DATA FOR THE TASK:
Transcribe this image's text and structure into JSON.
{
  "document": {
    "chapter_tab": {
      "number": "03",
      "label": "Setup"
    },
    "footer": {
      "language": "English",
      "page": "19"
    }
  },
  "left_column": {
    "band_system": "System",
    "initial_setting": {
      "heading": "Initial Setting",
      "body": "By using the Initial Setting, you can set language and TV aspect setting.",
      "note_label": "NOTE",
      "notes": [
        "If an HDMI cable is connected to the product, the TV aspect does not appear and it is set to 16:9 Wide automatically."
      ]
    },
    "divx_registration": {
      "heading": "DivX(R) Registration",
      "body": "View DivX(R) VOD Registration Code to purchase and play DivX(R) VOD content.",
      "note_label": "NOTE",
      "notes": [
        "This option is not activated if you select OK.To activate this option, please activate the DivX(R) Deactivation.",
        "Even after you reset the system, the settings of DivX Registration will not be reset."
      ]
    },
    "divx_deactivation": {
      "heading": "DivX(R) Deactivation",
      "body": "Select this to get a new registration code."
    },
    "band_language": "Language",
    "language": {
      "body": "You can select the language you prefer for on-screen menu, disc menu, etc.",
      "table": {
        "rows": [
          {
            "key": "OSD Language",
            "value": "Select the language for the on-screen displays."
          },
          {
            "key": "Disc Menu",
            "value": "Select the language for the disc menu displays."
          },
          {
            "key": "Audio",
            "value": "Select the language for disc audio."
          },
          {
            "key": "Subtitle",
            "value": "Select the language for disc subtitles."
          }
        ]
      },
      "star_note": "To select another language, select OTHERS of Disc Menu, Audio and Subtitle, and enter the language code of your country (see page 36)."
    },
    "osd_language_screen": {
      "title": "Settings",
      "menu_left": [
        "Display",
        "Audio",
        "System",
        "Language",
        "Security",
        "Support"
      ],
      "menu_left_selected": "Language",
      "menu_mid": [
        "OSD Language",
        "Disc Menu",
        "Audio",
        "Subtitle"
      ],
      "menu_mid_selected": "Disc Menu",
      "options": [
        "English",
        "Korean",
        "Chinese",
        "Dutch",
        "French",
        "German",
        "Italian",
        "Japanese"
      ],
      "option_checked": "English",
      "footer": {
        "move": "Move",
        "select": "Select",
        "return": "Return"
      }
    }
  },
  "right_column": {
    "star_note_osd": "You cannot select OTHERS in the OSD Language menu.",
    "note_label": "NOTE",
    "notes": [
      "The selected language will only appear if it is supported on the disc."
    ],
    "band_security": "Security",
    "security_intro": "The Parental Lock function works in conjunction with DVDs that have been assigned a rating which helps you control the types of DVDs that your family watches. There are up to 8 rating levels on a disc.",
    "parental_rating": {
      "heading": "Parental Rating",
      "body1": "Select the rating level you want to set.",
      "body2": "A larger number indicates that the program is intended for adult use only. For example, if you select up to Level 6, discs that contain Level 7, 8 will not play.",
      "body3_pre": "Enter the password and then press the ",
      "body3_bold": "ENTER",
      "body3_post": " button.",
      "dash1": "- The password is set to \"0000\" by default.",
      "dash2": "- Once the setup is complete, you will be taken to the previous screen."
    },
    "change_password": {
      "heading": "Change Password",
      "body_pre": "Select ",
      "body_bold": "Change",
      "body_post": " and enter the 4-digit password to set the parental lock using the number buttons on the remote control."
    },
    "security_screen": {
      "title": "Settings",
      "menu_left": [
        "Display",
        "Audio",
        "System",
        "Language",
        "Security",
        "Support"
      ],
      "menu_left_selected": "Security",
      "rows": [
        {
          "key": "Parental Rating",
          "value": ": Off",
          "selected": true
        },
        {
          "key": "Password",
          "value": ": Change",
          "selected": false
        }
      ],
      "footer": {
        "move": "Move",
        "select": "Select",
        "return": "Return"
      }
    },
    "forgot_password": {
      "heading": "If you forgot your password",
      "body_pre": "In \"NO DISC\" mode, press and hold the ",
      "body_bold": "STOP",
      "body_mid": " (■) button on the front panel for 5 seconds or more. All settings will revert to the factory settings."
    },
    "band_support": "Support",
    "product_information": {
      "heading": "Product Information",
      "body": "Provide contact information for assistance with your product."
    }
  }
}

DIRECTION: Transcribe the material above word for word.

RESULT:
Transcribe this image's text and structure into JSON.
{
  "document": {
    "chapter_tab": {
      "number": "03",
      "label": "Setup"
    },
    "footer": {
      "language": "English",
      "page": "19"
    }
  },
  "left_column": {
    "band_system": "System",
    "initial_setting": {
      "heading": "Initial Setting",
      "body": "By using the Initial Setting, you can set language and TV aspect setting.",
      "note_label": "NOTE",
      "notes": [
        "If an HDMI cable is connected to the product, the TV aspect does not appear and it is set to 16:9 Wide automatically."
      ]
    },
    "divx_registration": {
      "heading": "DivX(R) Registration",
      "body": "View DivX(R) VOD Registration Code to purchase and play DivX(R) VOD content.",
      "note_label": "NOTE",
      "notes": [
        "This option is not activated if you select OK.To activate this option, please activate the DivX(R) Deactivation.",
        "Even after you reset the system, the settings of DivX Registration will not be reset."
      ]
    },
    "divx_deactivation": {
      "heading": "DivX(R) Deactivation",
      "body": "Select this to get a new registration code."
    },
    "band_language": "Language",
    "language": {
      "body": "You can select the language you prefer for on-screen menu, disc menu, etc.",
      "table": {
        "rows": [
          {
            "key": "OSD Language",
            "value": "Select the language for the on-screen displays."
          },
          {
            "key": "Disc Menu",
            "value": "Select the language for the disc menu displays."
          },
          {
            "key": "Audio",
            "value": "Select the language for disc audio."
          },
          {
            "key": "Subtitle",
            "value": "Select the language for disc subtitles."
          }
        ]
      },
      "star_note": "To select another language, select OTHERS of Disc Menu, Audio and Subtitle, and enter the language code of your country (see page 36)."
    },
    "osd_language_screen": {
      "title": "Settings",
      "menu_left": [
        "Display",
        "Audio",
        "System",
        "Language",
        "Security",
        "Support"
      ],
      "menu_left_selected": "Language",
      "menu_mid": [
        "OSD Language",
        "Disc Menu",
        "Audio",
        "Subtitle"
      ],
      "menu_mid_selected": "Disc Menu",
      "options": [
        "English",
        "Korean",
        "Chinese",
        "Dutch",
        "French",
        "German",
        "Italian",
        "Japanese"
      ],
      "option_checked": "English",
      "footer": {
        "move": "Move",
        "select": "Select",
        "return": "Return"
      }
    }
  },
  "right_column": {
    "star_note_osd": "You cannot select OTHERS in the OSD Language menu.",
    "note_label": "NOTE",
    "notes": [
      "The selected language will only appear if it is supported on the disc."
    ],
    "band_security": "Security",
    "security_intro": "The Parental Lock function works in conjunction with DVDs that have been assigned a rating which helps you control the types of DVDs that your family watches. There are up to 8 rating levels on a disc.",
    "parental_rating": {
      "heading": "Parental Rating",
      "body1": "Select the rating level you want to set.",
      "body2": "A larger number indicates that the program is intended for adult use only. For example, if you select up to Level 6, discs that contain Level 7, 8 will not play.",
      "body3_pre": "Enter the password and then press the ",
      "body3_bold": "ENTER",
      "body3_post": " button.",
      "dash1": "- The password is set to \"0000\" by default.",
      "dash2": "- Once the setup is complete, you will be taken to the previous screen."
    },
    "change_password": {
      "heading": "Change Password",
      "body_pre": "Select ",
      "body_bold": "Change",
      "body_post": " and enter the 4-digit password to set the parental lock using the number buttons on the remote control."
    },
    "security_screen": {
      "title": "Settings",
      "menu_left": [
        "Display",
        "Audio",
        "System",
        "Language",
        "Security",
        "Support"
      ],
      "menu_left_selected": "Security",
      "rows": [
        {
          "key": "Parental Rating",
          "value": ": Off",
          "selected": true
        },
        {
          "key": "Password",
          "value": ": Change",
          "selected": false
        }
      ],
      "footer": {
        "move": "Move",
        "select": "Select",
        "return": "Return"
      }
    },
    "forgot_password": {
      "heading": "If you forgot your password",
      "body_pre": "In \"NO DISC\" mode, press and hold the ",
      "body_bold": "STOP",
      "body_mid": " (■) button on the front panel for 5 seconds or more. All settings will revert to the factory settings."
    },
    "band_support": "Support",
    "product_information": {
      "heading": "Product Information",
      "body": "Provide contact information for assistance with your product."
    }
  }
}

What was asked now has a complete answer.